__GOAL__. Copy each line below that includes "adicionar".

[Dataset items]
--

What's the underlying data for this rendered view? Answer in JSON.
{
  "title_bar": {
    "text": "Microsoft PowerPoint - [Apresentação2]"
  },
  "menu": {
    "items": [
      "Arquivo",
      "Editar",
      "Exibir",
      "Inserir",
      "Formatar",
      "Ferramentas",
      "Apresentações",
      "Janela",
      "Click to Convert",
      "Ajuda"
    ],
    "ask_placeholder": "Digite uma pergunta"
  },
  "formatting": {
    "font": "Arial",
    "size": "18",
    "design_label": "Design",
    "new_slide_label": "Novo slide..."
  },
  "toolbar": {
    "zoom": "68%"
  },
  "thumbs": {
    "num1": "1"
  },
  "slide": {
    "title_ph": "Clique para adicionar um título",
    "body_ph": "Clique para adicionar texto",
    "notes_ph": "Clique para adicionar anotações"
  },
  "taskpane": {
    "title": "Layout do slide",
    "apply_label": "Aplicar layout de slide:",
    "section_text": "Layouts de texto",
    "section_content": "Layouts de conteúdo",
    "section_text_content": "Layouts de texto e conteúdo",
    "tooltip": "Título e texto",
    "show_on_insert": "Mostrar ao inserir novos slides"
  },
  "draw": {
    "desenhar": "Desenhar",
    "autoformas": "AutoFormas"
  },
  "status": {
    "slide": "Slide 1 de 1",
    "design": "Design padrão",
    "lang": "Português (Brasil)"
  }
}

--

__EXERCISE ANSWER__.
    "title_ph": "Clique para adicionar um título",
    "body_ph": "Clique para adicionar texto",
    "notes_ph": "Clique para adicionar anotações"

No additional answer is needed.